- [Data provided]:
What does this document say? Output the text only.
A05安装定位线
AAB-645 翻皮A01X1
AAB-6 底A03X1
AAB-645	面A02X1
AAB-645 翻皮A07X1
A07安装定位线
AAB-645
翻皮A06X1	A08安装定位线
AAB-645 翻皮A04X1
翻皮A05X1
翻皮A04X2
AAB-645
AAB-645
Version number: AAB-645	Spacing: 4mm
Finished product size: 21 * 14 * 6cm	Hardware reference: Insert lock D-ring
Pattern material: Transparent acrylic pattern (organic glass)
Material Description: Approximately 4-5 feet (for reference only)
--
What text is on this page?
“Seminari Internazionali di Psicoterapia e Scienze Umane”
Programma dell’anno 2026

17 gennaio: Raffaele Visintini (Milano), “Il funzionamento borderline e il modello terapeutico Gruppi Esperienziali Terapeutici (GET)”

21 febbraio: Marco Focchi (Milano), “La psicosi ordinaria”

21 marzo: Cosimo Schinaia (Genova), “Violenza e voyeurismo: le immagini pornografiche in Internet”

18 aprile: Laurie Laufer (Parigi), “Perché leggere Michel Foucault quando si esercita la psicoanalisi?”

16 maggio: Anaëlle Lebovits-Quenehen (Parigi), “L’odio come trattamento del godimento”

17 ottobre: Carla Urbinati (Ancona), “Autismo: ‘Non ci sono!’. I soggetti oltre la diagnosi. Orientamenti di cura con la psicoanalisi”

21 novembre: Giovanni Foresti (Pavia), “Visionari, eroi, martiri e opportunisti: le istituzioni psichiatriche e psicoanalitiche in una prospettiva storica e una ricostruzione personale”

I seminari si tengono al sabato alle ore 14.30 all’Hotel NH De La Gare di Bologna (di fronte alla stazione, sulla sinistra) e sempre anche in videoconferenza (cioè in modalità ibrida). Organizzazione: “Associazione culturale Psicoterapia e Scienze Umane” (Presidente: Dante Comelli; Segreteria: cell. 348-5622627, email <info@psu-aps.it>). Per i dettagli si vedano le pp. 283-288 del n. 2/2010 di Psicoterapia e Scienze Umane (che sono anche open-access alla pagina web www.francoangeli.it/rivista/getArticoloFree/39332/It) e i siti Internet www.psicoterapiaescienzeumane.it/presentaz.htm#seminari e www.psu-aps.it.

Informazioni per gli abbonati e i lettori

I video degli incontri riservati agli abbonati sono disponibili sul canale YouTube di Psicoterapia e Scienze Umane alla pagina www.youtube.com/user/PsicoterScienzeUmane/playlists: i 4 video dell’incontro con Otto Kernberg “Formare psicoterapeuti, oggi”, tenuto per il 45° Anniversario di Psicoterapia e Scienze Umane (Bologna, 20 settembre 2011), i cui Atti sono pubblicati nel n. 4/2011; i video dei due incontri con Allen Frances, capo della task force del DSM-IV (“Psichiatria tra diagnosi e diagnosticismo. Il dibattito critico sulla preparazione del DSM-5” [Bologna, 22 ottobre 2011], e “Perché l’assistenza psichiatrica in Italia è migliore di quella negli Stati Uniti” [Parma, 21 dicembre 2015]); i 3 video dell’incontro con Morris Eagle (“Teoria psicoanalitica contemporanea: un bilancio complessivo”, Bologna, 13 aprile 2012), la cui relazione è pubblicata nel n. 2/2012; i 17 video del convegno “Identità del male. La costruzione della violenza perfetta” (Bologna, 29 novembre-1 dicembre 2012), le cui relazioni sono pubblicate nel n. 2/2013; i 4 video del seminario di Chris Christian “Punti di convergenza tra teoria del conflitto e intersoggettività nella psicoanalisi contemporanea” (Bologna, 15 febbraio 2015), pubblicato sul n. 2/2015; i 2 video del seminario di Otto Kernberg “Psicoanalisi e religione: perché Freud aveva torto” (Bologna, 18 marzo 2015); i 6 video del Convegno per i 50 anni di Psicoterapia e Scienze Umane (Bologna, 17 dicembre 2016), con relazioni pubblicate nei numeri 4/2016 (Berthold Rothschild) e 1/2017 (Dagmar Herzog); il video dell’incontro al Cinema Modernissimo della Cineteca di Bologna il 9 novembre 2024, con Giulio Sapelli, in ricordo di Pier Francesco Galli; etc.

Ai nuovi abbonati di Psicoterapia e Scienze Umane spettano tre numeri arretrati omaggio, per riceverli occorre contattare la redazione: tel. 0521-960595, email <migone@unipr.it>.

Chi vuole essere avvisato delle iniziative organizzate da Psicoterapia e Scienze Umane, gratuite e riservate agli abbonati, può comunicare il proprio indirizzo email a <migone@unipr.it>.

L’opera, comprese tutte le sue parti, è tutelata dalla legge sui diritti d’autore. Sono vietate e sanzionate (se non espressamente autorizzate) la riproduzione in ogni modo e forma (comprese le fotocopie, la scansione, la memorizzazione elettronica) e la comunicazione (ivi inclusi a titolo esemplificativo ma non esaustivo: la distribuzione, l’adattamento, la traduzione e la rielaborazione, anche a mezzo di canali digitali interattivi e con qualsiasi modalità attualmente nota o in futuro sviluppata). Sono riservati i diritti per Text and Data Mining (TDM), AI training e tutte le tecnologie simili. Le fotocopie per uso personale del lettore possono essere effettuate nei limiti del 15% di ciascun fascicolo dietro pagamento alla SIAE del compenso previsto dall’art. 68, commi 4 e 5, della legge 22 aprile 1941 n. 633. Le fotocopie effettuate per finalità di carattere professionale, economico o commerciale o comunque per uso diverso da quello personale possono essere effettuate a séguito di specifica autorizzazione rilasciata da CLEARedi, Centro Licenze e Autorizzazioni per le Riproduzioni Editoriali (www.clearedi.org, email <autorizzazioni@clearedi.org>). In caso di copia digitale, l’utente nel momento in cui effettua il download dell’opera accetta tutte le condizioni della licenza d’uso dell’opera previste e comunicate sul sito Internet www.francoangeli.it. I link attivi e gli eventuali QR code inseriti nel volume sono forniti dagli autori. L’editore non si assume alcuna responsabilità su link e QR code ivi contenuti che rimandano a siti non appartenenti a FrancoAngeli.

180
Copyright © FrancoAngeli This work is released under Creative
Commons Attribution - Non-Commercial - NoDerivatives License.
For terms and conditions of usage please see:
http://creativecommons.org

- [Required task]: Pick out each line containing the string "unipr" and copy it.

- [Result for this task]:
Ai nuovi abbonati di Psicoterapia e Scienze Umane spettano tre numeri arretrati omaggio, per riceverli occorre contattare la redazione: tel. 0521-960595, email <migone@unipr.it>.
Chi vuole essere avvisato delle iniziative organizzate da Psicoterapia e Scienze Umane, gratuite e riservate agli abbonati, può comunicare il proprio indirizzo email a <migone@unipr.it>.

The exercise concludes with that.